Short task — Take each line containing "between" and report it exactly as written.

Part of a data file
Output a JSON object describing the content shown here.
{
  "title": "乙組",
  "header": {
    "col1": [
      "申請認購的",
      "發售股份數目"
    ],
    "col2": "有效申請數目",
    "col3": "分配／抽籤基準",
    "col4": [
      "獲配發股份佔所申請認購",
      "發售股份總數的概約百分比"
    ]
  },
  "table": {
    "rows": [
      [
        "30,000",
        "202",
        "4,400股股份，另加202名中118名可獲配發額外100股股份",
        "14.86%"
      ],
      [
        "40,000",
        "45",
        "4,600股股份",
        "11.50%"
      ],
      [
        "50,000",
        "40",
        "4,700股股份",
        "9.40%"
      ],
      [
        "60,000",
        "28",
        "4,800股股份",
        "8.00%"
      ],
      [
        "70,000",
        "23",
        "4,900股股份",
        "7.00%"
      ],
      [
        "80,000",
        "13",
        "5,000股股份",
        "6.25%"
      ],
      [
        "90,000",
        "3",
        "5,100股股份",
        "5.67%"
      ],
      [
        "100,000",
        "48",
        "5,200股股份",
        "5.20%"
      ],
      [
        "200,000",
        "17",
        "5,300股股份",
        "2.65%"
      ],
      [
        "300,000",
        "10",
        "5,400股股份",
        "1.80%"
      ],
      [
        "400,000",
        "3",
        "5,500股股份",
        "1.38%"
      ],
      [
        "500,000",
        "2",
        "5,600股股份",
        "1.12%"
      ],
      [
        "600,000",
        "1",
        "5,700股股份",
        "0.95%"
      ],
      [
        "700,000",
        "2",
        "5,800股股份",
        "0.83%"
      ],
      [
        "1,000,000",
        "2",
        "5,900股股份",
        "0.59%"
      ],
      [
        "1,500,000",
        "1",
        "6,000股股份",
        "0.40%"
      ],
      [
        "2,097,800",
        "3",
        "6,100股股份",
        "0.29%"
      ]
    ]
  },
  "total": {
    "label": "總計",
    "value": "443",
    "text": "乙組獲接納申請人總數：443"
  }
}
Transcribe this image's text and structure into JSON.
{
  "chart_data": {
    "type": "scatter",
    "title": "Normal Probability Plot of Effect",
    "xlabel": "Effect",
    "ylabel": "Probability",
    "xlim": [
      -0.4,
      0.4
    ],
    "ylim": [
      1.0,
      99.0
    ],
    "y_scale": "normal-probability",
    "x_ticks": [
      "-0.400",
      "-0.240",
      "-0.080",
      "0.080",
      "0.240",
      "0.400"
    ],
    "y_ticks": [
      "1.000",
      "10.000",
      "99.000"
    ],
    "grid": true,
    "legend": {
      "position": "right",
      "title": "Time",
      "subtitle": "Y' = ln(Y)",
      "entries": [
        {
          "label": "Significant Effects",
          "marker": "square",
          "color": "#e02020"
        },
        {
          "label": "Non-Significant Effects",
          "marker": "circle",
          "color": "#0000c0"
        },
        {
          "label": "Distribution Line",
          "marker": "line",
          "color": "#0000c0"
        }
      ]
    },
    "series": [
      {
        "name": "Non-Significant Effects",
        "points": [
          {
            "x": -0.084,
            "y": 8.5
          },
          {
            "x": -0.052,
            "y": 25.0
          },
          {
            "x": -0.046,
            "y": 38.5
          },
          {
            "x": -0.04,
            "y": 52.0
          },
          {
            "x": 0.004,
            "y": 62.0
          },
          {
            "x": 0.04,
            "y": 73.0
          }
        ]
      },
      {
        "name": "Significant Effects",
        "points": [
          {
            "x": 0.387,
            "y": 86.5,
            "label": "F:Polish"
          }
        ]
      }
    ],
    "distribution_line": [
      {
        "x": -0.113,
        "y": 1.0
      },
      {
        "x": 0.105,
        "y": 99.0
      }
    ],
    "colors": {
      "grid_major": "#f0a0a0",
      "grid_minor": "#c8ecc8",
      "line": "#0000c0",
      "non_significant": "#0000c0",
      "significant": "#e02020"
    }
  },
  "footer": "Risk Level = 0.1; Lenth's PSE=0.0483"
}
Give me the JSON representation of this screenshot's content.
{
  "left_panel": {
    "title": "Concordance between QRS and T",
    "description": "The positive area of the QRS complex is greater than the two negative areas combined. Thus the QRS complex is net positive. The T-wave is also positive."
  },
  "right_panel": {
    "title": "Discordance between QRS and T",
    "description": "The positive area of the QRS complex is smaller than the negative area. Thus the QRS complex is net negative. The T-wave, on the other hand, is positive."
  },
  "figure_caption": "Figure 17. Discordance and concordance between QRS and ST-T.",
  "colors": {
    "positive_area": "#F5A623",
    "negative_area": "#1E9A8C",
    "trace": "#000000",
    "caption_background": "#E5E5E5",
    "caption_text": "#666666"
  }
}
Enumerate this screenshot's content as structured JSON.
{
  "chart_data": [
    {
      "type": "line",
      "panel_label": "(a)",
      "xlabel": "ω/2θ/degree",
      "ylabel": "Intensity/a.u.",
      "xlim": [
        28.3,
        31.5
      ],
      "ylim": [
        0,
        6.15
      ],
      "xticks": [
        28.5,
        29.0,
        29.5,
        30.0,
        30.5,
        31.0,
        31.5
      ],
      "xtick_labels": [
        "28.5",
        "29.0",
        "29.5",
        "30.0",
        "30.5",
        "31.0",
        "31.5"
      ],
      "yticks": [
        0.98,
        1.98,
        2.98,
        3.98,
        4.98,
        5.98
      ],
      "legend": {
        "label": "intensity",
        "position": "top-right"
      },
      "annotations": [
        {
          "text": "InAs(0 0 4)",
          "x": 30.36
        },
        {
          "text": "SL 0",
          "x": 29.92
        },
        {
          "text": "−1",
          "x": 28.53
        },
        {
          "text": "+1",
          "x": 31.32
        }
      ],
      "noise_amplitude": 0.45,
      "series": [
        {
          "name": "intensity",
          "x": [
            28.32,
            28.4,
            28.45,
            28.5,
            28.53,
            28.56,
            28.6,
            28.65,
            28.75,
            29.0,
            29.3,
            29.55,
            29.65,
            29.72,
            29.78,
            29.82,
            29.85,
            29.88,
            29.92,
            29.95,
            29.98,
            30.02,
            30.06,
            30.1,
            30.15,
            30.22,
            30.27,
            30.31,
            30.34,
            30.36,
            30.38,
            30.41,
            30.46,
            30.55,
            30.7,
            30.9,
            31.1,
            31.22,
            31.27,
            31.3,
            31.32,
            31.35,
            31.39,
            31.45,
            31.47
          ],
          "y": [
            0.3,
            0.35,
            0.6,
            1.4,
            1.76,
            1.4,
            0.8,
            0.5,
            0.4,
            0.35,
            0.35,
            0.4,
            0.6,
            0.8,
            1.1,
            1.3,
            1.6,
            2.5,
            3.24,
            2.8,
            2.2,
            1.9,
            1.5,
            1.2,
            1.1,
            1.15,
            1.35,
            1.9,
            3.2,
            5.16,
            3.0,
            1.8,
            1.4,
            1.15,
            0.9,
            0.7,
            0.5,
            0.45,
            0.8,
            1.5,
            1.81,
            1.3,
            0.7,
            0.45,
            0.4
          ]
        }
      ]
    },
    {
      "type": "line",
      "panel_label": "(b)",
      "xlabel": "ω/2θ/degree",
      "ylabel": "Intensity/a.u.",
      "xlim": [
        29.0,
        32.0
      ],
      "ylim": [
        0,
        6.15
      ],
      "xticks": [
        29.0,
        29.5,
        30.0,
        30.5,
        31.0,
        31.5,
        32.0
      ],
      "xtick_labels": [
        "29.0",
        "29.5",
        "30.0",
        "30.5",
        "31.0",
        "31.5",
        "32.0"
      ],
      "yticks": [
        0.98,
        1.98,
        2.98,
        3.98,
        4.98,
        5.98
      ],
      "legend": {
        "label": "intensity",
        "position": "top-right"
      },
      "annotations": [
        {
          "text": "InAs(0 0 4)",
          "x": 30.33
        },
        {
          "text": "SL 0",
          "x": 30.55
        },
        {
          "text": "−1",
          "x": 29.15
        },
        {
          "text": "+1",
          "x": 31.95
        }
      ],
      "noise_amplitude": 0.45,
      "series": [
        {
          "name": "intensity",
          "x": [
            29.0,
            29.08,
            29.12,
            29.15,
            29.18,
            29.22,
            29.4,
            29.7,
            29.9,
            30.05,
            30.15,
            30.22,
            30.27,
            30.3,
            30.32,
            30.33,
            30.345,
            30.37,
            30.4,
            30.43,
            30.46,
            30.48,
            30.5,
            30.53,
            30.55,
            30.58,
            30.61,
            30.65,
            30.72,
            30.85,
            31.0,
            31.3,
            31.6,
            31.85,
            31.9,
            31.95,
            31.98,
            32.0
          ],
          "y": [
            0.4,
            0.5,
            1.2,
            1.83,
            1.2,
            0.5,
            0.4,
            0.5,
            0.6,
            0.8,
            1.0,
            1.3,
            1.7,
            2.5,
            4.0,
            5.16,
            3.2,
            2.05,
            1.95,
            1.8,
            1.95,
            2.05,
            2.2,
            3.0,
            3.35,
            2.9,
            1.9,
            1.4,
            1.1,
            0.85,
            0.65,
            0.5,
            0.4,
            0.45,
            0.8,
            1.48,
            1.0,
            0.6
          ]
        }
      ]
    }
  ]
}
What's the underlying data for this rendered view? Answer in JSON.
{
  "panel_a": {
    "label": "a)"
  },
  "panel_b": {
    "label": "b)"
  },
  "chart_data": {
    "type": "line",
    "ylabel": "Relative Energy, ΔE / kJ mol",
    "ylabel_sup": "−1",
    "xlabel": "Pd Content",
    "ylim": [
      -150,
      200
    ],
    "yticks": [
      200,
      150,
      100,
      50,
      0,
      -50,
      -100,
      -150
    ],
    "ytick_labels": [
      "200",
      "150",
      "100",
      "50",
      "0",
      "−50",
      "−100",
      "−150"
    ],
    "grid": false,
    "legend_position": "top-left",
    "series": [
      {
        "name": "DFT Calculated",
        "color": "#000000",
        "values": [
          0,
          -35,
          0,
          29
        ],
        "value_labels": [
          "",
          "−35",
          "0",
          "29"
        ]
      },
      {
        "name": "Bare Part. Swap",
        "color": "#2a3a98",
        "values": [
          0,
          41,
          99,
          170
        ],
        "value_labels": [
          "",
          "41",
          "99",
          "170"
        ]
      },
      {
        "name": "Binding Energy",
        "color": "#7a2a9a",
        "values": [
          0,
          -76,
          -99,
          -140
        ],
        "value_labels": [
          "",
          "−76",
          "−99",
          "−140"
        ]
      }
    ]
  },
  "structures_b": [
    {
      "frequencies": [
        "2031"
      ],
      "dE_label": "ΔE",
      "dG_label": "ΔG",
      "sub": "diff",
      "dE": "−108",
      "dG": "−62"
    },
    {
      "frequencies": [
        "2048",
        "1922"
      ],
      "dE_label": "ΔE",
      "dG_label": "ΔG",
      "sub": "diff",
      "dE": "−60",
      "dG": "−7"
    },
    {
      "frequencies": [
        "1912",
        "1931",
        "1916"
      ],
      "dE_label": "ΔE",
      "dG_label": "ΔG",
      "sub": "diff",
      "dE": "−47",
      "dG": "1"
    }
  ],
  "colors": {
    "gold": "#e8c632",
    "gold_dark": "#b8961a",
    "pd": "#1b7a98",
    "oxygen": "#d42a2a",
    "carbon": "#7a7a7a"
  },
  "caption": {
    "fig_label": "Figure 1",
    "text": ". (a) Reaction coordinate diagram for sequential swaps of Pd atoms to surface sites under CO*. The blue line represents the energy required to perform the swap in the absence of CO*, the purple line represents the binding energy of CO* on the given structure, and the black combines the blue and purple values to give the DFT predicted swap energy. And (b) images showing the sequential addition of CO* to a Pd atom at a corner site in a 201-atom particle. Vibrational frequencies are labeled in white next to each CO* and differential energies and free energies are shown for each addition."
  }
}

Written solution —
    "title": "Concordance between QRS and T",
    "title": "Discordance between QRS and T",
  "figure_caption": "Figure 17. Discordance and concordance between QRS and ST-T.",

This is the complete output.